**** Records for this exercise ****

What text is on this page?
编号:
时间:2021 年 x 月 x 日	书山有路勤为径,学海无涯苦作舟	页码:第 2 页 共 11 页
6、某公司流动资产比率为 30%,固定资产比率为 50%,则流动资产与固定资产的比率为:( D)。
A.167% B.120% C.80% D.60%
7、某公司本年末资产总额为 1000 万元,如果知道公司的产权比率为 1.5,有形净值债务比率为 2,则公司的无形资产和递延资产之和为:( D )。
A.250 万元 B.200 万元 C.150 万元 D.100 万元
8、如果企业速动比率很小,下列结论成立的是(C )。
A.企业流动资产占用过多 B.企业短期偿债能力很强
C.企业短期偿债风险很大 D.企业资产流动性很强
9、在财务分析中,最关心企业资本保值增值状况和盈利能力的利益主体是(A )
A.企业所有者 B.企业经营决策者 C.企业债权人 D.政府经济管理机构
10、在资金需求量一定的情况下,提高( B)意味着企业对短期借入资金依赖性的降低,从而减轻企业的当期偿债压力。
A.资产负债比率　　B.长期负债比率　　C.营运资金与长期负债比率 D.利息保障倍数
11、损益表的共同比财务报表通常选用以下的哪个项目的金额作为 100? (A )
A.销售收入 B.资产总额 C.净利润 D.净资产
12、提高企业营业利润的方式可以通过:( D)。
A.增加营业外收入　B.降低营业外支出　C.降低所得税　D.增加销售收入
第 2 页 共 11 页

****
**** Records for this exercise ****

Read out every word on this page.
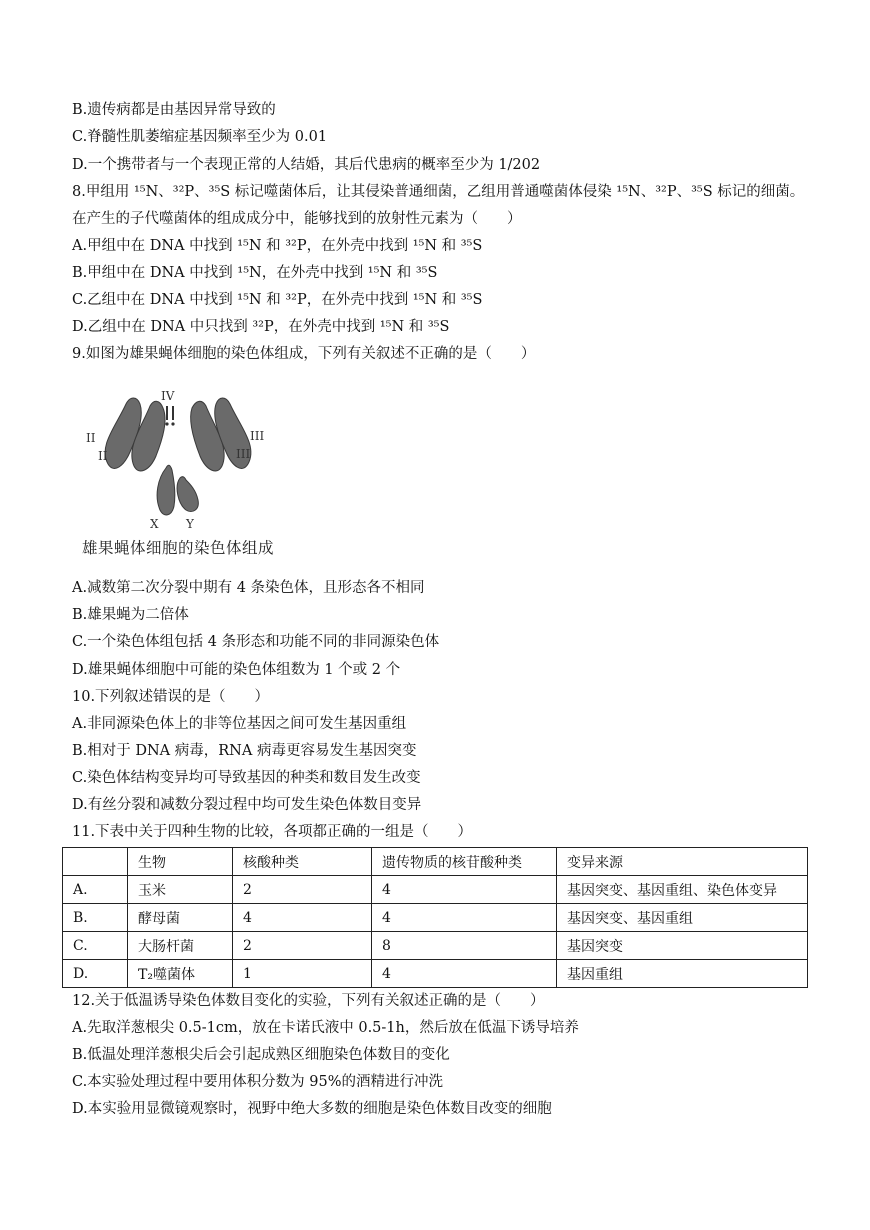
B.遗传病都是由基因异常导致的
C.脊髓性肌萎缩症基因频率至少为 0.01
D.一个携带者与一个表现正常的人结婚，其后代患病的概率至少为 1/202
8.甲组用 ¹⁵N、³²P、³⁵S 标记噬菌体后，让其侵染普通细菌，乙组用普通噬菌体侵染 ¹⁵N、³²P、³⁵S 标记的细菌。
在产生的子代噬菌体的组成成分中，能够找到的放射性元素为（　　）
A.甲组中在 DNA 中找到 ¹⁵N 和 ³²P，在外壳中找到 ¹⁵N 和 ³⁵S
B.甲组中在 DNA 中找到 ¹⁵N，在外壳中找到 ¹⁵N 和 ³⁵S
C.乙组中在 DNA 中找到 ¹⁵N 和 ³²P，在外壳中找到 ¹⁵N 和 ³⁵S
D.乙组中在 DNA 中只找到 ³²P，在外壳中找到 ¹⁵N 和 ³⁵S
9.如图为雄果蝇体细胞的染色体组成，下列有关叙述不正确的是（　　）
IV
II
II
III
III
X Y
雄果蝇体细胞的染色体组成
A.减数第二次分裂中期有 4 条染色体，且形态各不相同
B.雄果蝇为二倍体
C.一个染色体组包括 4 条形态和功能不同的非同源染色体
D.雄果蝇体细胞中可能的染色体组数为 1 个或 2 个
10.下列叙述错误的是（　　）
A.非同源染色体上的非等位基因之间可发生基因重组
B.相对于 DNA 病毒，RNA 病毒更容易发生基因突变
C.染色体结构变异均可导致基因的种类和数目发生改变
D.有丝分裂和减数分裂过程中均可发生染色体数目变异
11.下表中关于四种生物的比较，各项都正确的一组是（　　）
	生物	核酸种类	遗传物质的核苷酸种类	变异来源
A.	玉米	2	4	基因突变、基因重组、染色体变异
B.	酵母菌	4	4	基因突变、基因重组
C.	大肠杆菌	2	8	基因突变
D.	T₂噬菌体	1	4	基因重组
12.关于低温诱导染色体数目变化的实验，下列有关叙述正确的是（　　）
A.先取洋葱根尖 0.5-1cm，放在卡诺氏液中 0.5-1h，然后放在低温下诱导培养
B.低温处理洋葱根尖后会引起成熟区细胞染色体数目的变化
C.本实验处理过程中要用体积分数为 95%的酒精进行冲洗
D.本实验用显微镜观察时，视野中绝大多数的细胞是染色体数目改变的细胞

****
**** Records for this exercise ****

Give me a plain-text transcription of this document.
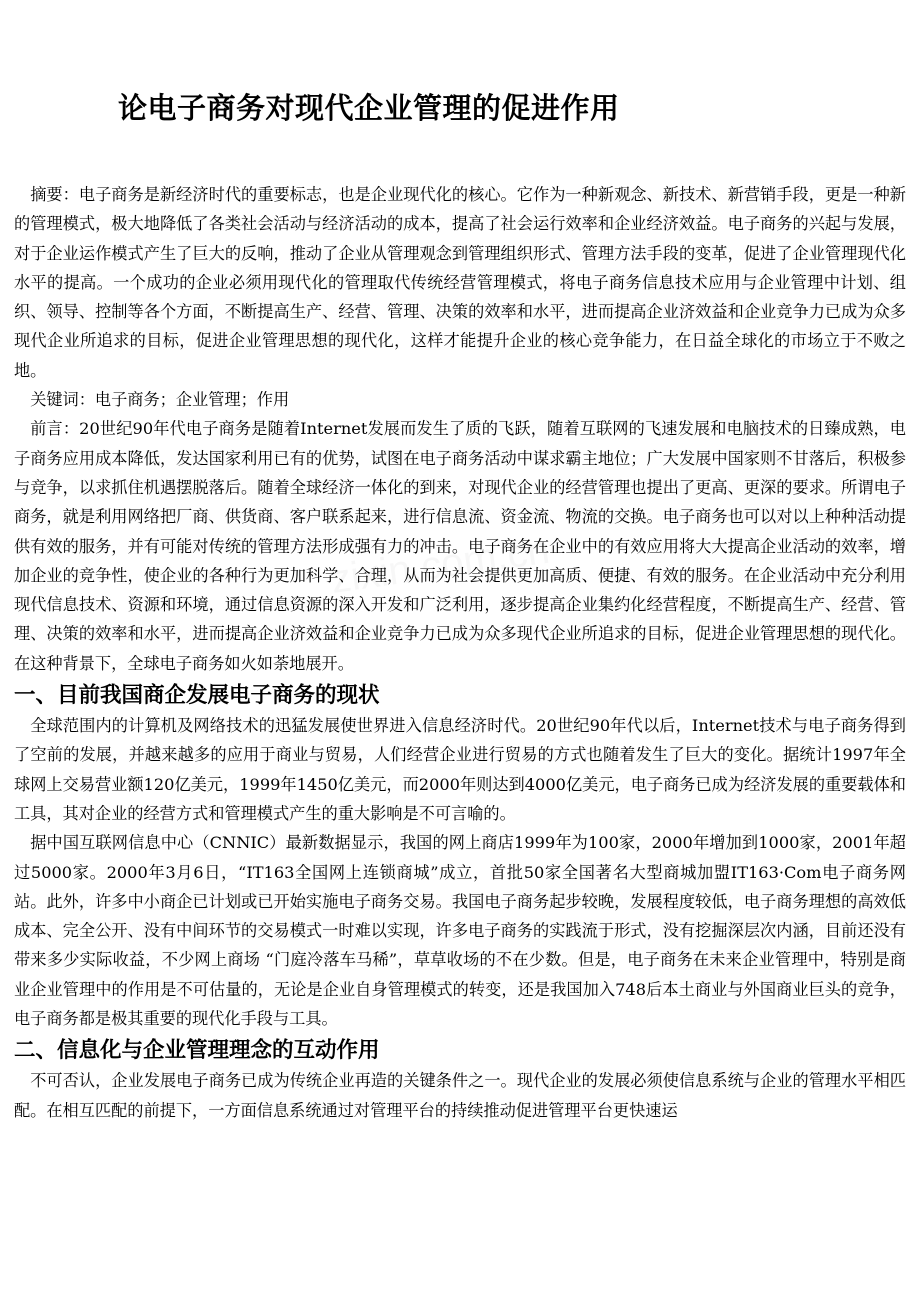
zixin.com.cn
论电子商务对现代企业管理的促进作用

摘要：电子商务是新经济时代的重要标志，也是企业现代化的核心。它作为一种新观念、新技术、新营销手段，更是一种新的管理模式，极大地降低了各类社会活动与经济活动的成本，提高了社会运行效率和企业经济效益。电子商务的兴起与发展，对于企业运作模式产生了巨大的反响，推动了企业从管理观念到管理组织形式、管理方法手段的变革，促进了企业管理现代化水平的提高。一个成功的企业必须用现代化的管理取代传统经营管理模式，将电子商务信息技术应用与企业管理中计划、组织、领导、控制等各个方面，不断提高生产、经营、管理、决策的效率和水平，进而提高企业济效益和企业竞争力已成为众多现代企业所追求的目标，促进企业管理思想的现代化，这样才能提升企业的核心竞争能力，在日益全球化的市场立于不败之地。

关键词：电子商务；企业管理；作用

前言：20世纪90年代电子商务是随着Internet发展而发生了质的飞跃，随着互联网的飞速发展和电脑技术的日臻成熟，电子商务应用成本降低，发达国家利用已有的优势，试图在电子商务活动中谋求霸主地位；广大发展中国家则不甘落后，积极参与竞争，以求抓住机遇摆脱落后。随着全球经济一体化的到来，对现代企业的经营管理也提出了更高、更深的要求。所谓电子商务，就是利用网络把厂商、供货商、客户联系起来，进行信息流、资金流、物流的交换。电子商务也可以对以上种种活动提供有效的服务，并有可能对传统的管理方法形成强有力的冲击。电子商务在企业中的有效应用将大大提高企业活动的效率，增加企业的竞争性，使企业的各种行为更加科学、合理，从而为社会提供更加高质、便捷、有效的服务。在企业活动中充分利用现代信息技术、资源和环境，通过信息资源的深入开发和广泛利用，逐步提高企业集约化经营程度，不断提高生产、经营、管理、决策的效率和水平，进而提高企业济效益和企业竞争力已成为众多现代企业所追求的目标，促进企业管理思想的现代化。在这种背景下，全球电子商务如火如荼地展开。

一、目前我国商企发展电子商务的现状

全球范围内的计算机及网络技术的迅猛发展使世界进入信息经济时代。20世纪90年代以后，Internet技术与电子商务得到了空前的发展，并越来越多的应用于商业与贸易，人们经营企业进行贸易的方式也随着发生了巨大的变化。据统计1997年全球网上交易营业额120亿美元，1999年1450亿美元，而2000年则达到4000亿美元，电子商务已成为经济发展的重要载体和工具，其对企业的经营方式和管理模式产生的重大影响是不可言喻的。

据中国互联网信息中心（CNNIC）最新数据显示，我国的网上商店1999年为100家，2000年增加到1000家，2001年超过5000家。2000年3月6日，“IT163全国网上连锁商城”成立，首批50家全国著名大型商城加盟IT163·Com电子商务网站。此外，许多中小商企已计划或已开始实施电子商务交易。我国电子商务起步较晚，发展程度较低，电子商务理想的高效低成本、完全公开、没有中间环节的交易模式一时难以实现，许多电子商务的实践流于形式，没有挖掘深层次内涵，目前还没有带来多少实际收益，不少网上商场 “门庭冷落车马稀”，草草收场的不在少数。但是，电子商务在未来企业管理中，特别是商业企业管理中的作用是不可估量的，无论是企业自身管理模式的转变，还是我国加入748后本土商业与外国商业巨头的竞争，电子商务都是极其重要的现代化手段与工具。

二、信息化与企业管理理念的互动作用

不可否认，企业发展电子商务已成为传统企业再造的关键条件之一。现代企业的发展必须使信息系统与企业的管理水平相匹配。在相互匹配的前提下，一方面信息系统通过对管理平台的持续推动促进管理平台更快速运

****

Each line containing the word "甲组中在" counts once; report the total alone.

2